** DIRECTIONS **
Check each line of the data for "сила" and select those that have it.

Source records
## Start

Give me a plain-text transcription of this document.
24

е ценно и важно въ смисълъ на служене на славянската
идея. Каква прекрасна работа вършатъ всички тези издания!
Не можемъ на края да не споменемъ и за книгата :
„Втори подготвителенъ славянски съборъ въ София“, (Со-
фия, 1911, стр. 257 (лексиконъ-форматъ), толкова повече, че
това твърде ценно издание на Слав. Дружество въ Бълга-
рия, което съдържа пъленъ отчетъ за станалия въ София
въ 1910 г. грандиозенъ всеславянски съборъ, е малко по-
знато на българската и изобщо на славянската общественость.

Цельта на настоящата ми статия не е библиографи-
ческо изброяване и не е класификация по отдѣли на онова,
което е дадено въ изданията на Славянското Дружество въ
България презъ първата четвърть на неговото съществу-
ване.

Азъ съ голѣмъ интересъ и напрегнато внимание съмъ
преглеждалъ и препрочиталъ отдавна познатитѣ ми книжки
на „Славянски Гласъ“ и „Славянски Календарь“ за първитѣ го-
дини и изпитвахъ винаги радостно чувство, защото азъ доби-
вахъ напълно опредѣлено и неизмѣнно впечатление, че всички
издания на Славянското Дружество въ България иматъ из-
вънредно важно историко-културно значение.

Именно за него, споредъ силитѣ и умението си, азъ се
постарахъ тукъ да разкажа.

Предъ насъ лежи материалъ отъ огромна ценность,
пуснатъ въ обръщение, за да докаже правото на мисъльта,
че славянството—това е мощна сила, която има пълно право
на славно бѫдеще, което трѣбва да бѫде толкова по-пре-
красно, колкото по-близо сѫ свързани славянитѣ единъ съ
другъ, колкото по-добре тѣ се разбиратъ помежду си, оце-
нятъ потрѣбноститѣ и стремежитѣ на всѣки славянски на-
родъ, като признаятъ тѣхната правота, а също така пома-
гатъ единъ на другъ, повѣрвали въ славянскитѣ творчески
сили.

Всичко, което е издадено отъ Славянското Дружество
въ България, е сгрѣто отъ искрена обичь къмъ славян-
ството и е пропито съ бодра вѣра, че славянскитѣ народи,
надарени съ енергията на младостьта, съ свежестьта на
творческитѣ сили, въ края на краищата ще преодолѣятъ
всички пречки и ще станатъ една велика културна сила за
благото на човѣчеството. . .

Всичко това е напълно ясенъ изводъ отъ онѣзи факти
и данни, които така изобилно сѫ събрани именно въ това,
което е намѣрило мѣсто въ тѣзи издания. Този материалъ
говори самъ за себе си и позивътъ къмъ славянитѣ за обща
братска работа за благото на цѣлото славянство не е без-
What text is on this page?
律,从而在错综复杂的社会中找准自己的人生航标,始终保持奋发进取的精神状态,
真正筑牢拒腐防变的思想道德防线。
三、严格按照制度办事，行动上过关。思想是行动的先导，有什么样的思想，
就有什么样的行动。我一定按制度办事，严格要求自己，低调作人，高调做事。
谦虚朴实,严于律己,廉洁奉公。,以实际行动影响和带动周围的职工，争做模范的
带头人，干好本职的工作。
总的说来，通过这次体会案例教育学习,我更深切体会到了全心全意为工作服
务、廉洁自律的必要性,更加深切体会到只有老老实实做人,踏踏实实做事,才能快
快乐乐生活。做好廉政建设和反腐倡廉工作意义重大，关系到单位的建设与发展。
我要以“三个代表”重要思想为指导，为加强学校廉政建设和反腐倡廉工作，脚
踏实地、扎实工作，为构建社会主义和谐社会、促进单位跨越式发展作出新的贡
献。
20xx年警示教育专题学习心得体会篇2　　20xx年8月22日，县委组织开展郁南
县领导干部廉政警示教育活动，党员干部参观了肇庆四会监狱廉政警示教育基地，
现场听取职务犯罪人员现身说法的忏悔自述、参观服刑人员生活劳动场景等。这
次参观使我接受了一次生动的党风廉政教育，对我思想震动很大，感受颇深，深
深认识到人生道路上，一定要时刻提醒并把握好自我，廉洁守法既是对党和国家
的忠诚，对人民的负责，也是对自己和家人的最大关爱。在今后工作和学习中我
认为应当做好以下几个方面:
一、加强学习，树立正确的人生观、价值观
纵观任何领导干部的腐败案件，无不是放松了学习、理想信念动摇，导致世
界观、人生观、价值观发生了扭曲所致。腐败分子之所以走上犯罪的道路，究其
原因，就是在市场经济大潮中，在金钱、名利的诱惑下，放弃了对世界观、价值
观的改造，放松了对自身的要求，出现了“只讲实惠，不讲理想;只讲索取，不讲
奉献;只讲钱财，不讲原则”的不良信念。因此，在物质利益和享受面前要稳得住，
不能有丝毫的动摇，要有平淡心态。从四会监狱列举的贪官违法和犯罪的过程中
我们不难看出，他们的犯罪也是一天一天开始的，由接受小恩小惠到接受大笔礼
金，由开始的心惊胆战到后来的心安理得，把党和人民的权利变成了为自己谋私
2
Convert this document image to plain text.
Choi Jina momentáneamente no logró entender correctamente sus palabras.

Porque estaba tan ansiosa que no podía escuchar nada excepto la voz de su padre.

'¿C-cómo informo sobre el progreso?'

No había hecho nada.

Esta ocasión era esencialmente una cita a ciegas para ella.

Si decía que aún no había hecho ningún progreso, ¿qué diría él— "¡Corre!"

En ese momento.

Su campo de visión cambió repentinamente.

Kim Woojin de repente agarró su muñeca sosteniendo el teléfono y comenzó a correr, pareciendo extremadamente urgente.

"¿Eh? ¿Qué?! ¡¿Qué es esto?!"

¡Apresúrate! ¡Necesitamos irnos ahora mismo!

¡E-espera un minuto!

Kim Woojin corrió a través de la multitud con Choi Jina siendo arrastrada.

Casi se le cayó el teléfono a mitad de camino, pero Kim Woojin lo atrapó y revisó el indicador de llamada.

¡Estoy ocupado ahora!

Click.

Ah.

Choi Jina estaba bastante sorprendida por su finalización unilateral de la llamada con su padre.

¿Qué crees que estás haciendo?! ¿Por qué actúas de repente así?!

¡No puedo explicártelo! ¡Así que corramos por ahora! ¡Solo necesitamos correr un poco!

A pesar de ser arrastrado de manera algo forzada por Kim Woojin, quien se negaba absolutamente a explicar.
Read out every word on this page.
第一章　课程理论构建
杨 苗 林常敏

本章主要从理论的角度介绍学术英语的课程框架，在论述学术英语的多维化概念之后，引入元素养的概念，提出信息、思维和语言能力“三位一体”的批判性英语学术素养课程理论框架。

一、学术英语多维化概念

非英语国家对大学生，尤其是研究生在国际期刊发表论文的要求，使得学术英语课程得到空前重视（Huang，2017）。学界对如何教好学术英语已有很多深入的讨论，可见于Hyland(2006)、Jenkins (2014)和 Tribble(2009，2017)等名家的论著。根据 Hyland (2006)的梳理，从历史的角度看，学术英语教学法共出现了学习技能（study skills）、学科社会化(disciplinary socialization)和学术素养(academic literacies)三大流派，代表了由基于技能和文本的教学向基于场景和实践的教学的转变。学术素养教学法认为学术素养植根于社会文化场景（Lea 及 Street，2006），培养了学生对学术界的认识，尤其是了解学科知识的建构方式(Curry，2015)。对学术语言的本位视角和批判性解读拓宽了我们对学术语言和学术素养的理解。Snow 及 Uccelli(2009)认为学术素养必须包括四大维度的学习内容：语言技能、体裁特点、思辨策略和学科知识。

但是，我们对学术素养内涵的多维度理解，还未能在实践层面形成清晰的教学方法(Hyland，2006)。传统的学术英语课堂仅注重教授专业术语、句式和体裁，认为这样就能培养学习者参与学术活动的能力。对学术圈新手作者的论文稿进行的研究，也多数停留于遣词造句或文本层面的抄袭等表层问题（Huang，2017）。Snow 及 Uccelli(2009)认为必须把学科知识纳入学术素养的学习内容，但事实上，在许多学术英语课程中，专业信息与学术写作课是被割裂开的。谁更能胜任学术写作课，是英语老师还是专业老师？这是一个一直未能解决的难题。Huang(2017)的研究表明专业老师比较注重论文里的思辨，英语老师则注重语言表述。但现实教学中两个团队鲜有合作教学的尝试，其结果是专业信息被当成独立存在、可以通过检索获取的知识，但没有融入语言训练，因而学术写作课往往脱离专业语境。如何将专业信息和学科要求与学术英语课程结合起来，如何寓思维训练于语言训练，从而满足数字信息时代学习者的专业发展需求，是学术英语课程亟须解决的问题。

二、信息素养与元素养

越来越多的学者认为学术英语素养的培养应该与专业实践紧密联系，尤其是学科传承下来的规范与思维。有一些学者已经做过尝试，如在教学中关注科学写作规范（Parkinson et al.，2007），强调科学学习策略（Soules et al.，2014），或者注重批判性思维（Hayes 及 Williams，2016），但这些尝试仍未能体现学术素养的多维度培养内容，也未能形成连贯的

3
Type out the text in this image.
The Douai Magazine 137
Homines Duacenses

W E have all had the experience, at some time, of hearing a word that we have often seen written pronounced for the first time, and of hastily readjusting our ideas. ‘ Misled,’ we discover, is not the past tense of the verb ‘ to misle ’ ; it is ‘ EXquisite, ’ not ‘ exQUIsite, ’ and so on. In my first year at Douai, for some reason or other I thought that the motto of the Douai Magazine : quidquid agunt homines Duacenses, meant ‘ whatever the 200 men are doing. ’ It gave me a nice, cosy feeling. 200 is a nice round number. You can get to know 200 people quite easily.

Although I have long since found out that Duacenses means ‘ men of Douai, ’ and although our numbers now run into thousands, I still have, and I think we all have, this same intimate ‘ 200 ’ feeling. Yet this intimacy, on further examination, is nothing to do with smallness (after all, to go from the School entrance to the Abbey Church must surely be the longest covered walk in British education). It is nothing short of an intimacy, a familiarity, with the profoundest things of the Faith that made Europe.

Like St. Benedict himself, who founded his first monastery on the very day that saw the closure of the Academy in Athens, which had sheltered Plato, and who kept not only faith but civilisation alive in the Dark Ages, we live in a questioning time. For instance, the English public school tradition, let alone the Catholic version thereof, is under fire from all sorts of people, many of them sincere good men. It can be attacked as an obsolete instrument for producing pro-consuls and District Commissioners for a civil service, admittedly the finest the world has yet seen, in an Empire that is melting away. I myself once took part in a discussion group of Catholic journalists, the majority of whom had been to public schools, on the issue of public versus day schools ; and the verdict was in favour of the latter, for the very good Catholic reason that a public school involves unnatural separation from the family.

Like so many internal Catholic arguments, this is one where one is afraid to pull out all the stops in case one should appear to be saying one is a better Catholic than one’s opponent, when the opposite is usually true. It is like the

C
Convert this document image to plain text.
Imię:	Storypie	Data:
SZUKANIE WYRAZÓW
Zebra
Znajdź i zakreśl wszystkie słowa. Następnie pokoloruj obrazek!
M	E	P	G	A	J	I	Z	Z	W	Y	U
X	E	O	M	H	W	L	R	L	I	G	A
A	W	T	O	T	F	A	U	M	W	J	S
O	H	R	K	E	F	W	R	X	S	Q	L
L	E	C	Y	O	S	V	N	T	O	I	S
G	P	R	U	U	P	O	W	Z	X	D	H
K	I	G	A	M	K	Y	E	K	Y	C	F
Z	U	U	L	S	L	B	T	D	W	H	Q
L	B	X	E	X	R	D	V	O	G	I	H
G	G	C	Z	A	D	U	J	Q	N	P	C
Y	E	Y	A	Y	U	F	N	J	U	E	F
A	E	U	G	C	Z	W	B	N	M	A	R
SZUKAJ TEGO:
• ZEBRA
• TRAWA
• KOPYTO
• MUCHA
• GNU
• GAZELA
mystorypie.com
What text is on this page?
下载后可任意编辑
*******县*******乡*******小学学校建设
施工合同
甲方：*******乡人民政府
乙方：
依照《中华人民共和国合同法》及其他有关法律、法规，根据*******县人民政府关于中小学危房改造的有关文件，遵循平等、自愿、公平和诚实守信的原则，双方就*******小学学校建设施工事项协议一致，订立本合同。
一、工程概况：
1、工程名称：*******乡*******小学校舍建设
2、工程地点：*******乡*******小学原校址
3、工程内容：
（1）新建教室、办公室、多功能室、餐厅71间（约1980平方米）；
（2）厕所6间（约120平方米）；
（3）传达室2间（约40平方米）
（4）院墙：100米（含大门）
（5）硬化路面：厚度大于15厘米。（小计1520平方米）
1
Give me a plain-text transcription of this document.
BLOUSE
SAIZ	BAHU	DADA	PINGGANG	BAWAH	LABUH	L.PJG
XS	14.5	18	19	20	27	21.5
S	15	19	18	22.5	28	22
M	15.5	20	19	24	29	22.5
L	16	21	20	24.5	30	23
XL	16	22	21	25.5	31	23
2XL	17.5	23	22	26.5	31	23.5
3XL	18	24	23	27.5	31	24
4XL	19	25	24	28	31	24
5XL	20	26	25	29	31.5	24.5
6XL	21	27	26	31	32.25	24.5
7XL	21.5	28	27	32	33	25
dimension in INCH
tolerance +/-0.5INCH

## End

** COMPLETED TASK **
че славянството—това е мощна сила, която има пълно право
всички пречки и ще станатъ една велика културна сила за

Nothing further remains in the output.